PROVIDED ENTRIES:
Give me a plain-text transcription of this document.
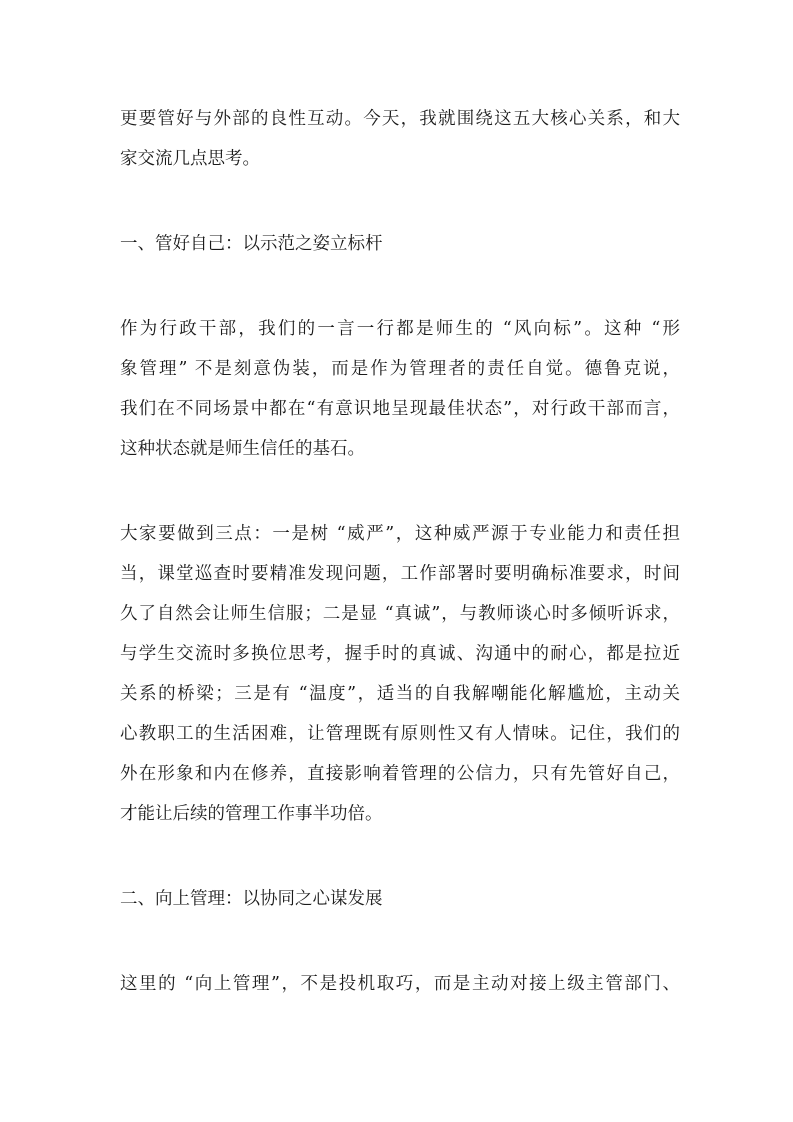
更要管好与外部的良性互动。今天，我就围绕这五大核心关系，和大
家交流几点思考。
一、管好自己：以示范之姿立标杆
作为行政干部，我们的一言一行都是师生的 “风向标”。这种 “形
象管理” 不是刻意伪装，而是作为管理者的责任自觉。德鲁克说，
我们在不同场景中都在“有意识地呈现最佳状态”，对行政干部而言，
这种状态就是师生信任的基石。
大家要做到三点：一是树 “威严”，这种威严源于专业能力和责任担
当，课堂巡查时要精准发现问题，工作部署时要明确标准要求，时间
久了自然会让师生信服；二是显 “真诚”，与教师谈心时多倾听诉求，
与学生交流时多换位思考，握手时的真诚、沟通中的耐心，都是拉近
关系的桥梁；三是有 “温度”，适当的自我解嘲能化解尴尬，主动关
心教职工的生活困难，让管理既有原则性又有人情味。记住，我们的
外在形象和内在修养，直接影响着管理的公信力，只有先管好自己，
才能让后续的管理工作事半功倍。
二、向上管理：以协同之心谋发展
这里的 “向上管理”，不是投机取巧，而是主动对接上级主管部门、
* * *
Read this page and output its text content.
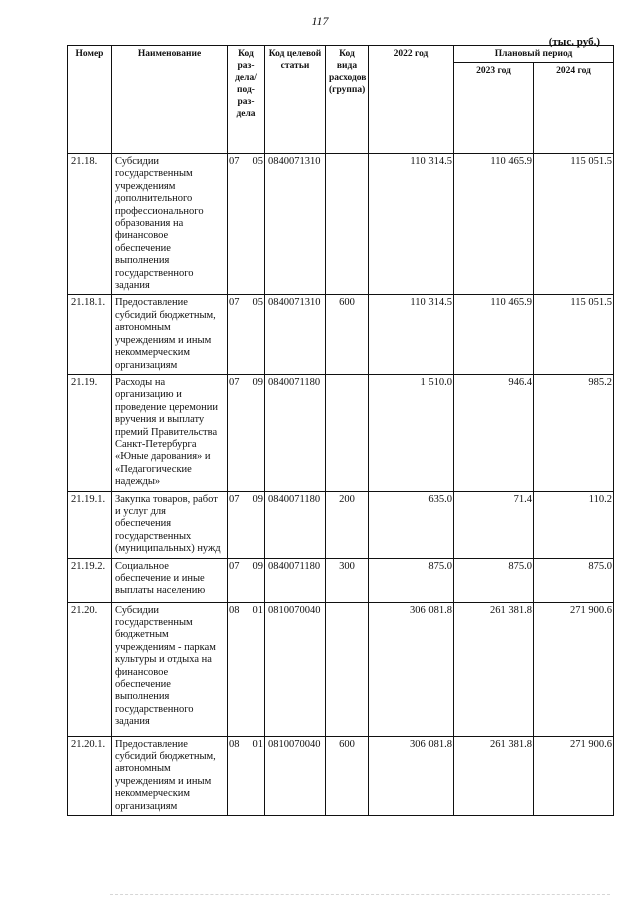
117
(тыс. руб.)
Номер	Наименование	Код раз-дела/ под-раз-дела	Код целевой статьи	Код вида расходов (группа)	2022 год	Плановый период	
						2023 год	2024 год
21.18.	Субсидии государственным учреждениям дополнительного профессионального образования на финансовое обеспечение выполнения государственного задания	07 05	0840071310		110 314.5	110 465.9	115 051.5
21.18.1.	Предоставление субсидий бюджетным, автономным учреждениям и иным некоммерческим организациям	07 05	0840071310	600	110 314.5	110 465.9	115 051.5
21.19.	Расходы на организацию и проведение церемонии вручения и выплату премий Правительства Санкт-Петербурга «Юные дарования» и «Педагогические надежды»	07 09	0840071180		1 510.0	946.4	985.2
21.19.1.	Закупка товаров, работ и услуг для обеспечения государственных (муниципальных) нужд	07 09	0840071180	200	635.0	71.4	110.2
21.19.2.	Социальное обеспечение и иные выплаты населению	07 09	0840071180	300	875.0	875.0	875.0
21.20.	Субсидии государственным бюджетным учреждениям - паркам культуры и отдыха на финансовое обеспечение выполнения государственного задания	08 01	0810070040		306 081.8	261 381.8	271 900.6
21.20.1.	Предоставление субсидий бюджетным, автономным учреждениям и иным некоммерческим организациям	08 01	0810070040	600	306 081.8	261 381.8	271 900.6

WORK TO BE COMPLETED: Keep only those lines of the records that hold "задания", and return them.

SOLUTION:
21.18.	Субсидии государственным учреждениям дополнительного профессионального образования на финансовое обеспечение выполнения государственного задания	07 05	0840071310		110 314.5	110 465.9	115 051.5
21.20.	Субсидии государственным бюджетным учреждениям - паркам культуры и отдыха на финансовое обеспечение выполнения государственного задания	08 01	0810070040		306 081.8	261 381.8	271 900.6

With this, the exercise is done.